* _Auszug_:
··········
Die RAM's sind leider nicht die exakt gleichen wie ich habe.

Jetzt muss ich erstmal die Kühlleistung verbessern. Wie mache ich denn den Lüfter am besten sauber (noch nie gemacht)?
Und was kann ich noch genau machen um die Kühlleistung zu verbessern? Lohnt sich sowas: NOTEBOOK LAPTOP KÃœHLER COOLER STÃ„NDER| 5 x LÃœFTER | 2 x: Amazon.de: Elektronik ?

Danke dir !   Bevor ich  mich an den CPU wage muss ich erstmal Kühlung verbessern und den richtigen RAM finden.


----------



## iTzZent (21. Januar 2015)

Es muss auch nicht exakt der gleiche sein, den findest du eh nicht. Hynix, mind. 1333Mhz (1600 gehen auch) und SO-DIMM halt.

Wie schon via PN geschrieben musst du die Kühlung nicht verbessern. Notebookkühler bringen auch rein gar nichts ausser eine Lärmbelästigung...  Wenn das Gerät aktuell zu heiss wird liegt das an folgenden Sachen:
1. eingetrocknete Wärmeleitpaste auf CPU und GPU
2. Staubteppich zwischen Lüfterlamellen und Lüfter

Daher, Lüfter ausbauen und die Lamellen reinigen und die Wärmeleitpaste erneuern.


----------



## Redsupp (21. Januar 2015)

iTzZent schrieb:


> Es muss auch nicht exakt der gleiche sein, den findest du eh nicht. Hynix, mind. 1333Mhz (1600 gehen auch) und SO-DIMM halt.
> 
> Wie schon via PN geschrieben musst du die Kühlung nicht verbessern. Notebookkühler bringen auch rein gar nichts ausser eine Lärmbelästigung...  Wenn das Gerät aktuell zu heiss wird liegt das an folgenden Sachen:
> 1. eingetrocknete Wärmeleitpaste auf CPU und GPU
> ...



Da ich seit zwei Jahren nie saubergemacht habe, könnte 2. sehr gut zutreffen.
Nummer 1 nehm ich auch in Angriff, danach seh ich ja was es gebracht hat.

Wie ersetze ich die WLP?


----------



## iTzZent (21. Januar 2015)

Heatpipe ausbauen und von den Resten der alten Wärmeleitpaste befreien. Optimal geht das mit einem einfachen Tempo Taschentuch. Wenn du noch ein wenig technischen Alkohol zur Hand hast kannst du den auch gerne dafür verwenden. Das gleiche gilt für CPU und GPU.

Danach je 2 Erbsen grosse Punkte auf CPU und GPU und alles wieder zusammen bauen.


----------



## Redsupp (22. Januar 2015)

Werde den Lüfter reinigen und die Heatpipe polieren. Danach bring ich neue WLP auf.
Ich hoffe das bringt mir einen ordentlichen Kühlungsschub, sonst kann ich den neuen Prozessor vergessen.
··········
* _Gespeicherte Daten_:
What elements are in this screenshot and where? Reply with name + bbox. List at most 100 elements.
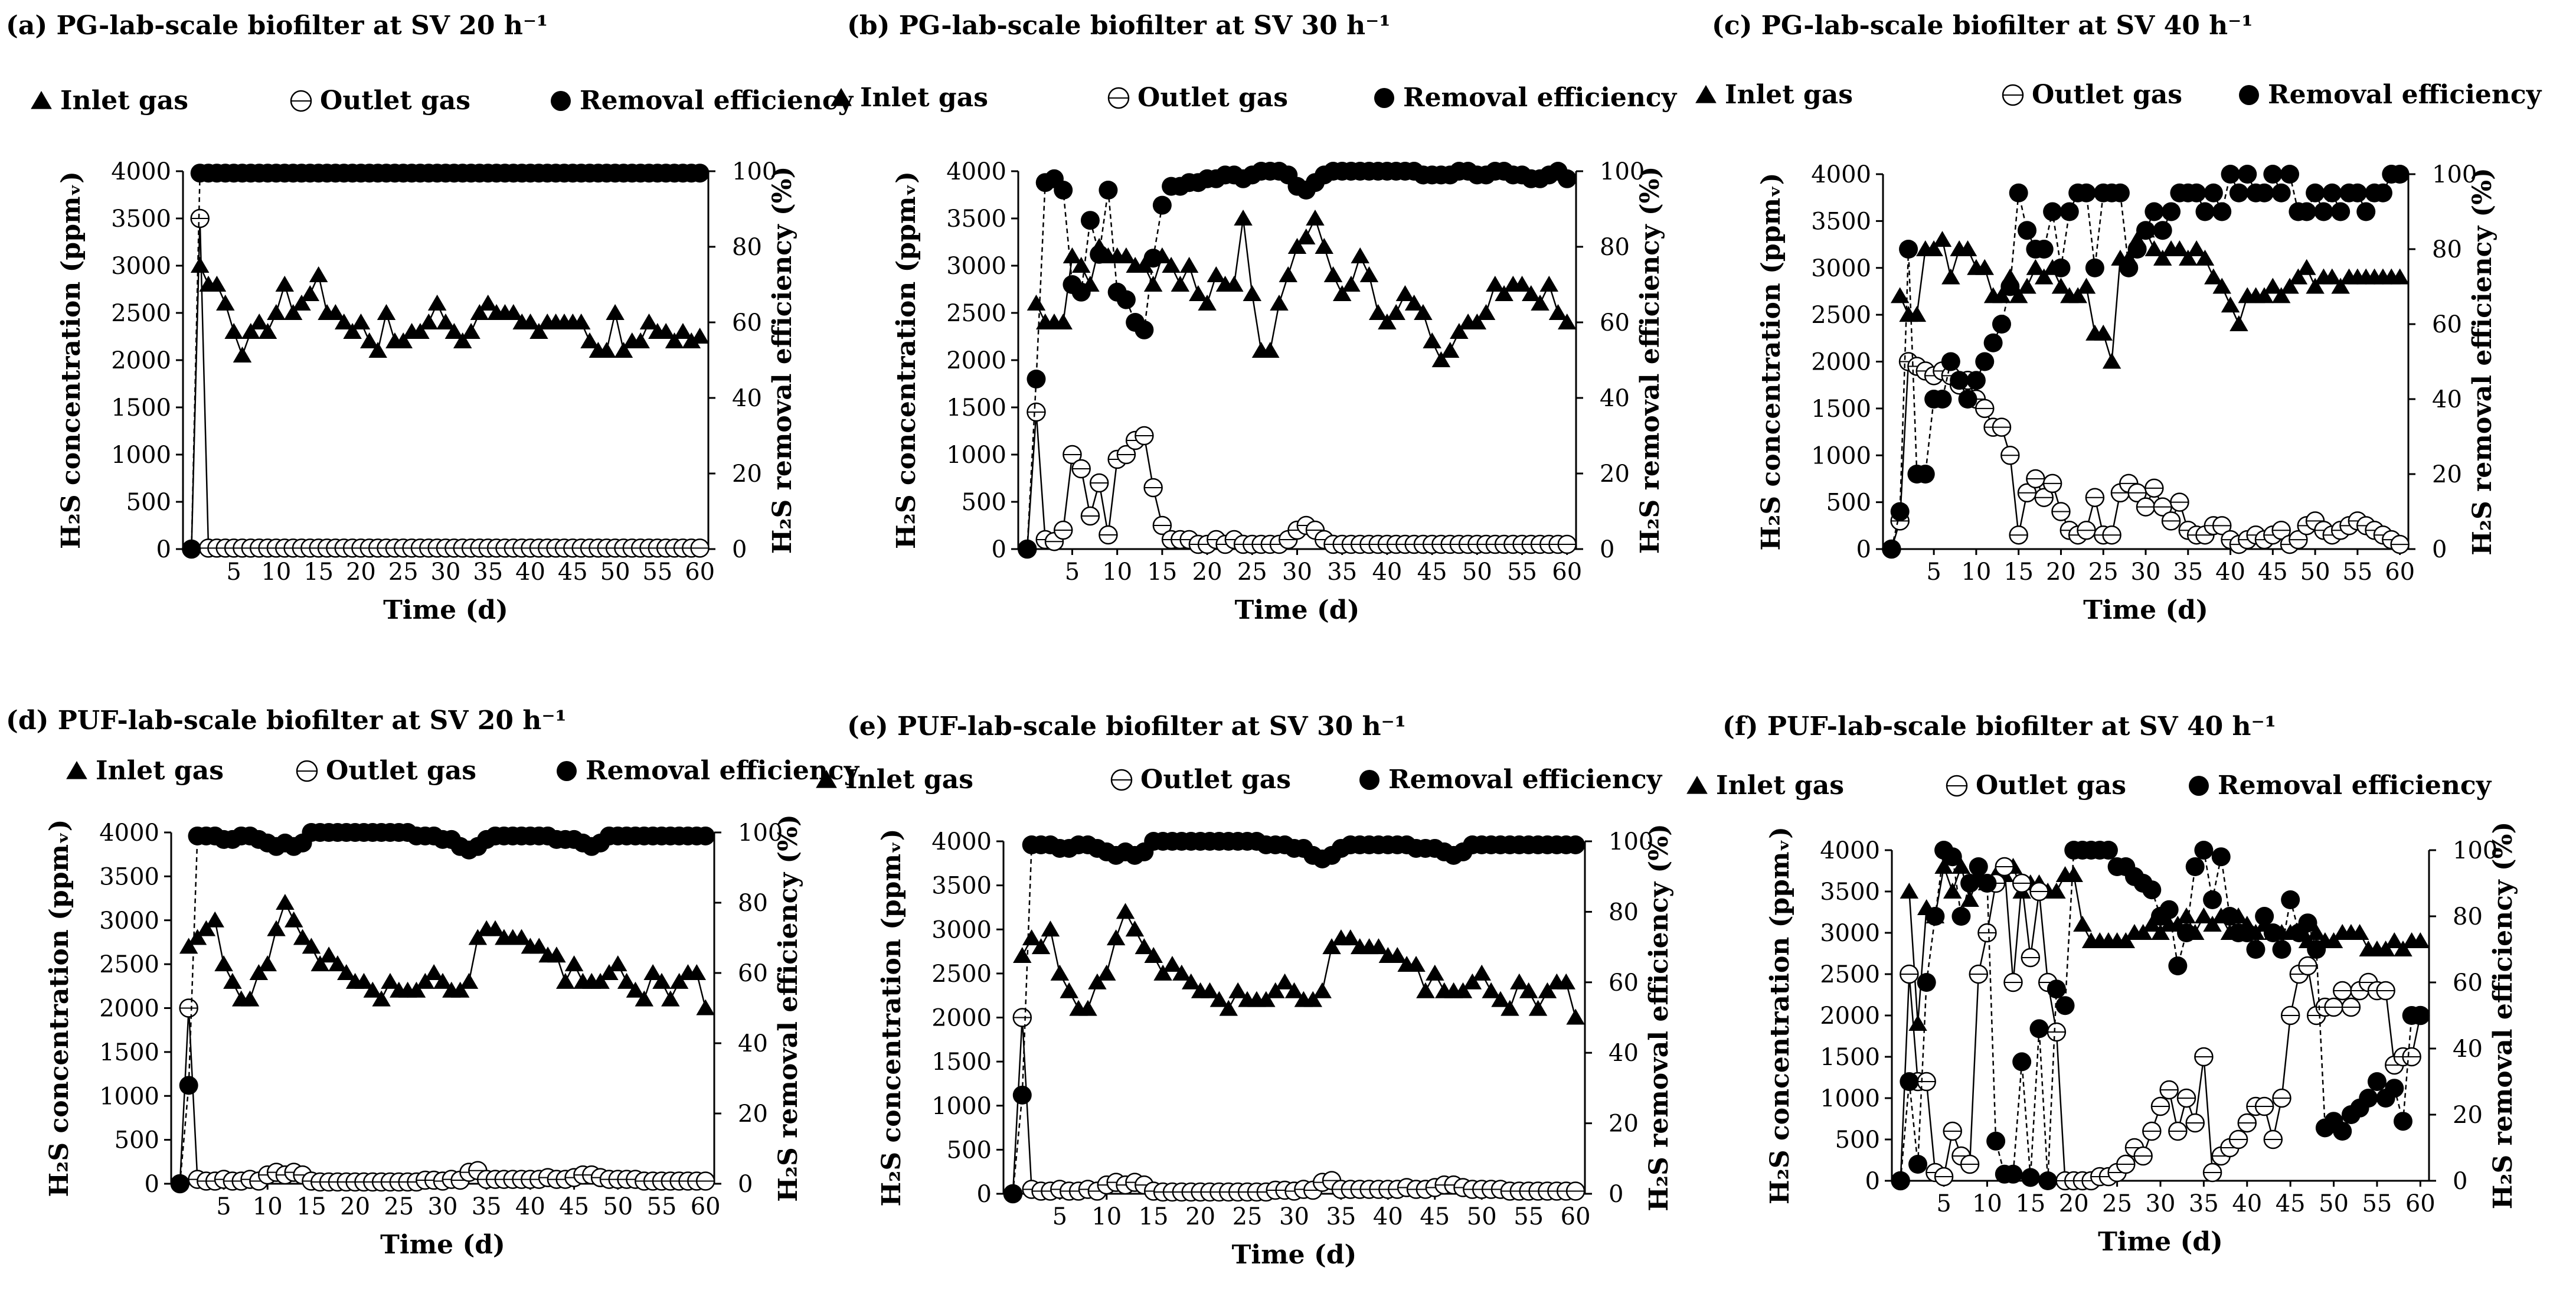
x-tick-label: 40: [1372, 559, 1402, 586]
··········
* _Aufgabenstellung_:
1 - Wie viel Wärmeleitpaste soll laut dem Forenthread zur Notebookkühlung auf CPU und GPU aufgetragen werden?
2 - Setze den Forenthread zur Notebookkühlung im Anschluss an den letzten Beitrag fort.
Die Auflistung spielt hierfür keine Rolle.

* _Lösungen_:
1 - Je zwei erbsengroße Punkte.

2 -
4GB Arbeitsspeicher wird auch noch zusätzlich eingebaut. habe diesen hier bestellt: 4GB G.Skill SQ Series DDR3-1333 SO-DIMM CL9 Single - Hardware, Zwar kein Hynix, aber sonst müsste es passen.


----------



## iTzZent (22. Januar 2015)

Der Ram passt auch, frage ist nur ob er DualChannel kompatibel zu deinem Hynix ist, deswegen hatte ich nur Hynix Riegel gepostet.


----------



## Redsupp (22. Januar 2015)

Oh mist okay. Lässt sich das herausfinden?


----------



## iTzZent (22. Januar 2015)

Wirst du denn sehen, wenn es Probleme gibt.


----------



## Redsupp (22. Januar 2015)

Ach verdammt. Hab bei Mindfactory bestellt, aber noch nicht überwiesen. soll ich lieber stornieren?

GraKa kann man nicht aufrüsten oder?


----------



## iTzZent (22. Januar 2015)

nein, die kannst du nicht aufrüsten, nur ein wenig übertakten.

Ob du die Bestellung stornierst musst du selber wissen. Teste erstmal ob der Riegel ggf. kompatibel ist, unwarscheinlich ist es nicht. Ich betreibe in meinem HTPC auch 2 unterschiedliche Riegel und habe im alten Medion X6811 meiner Frau auch jahrelang 2x4GB von unterschiedlichen Herstellern und mit unterschiedlichen Geschwindigkeiten betrieben, ohne Probleme.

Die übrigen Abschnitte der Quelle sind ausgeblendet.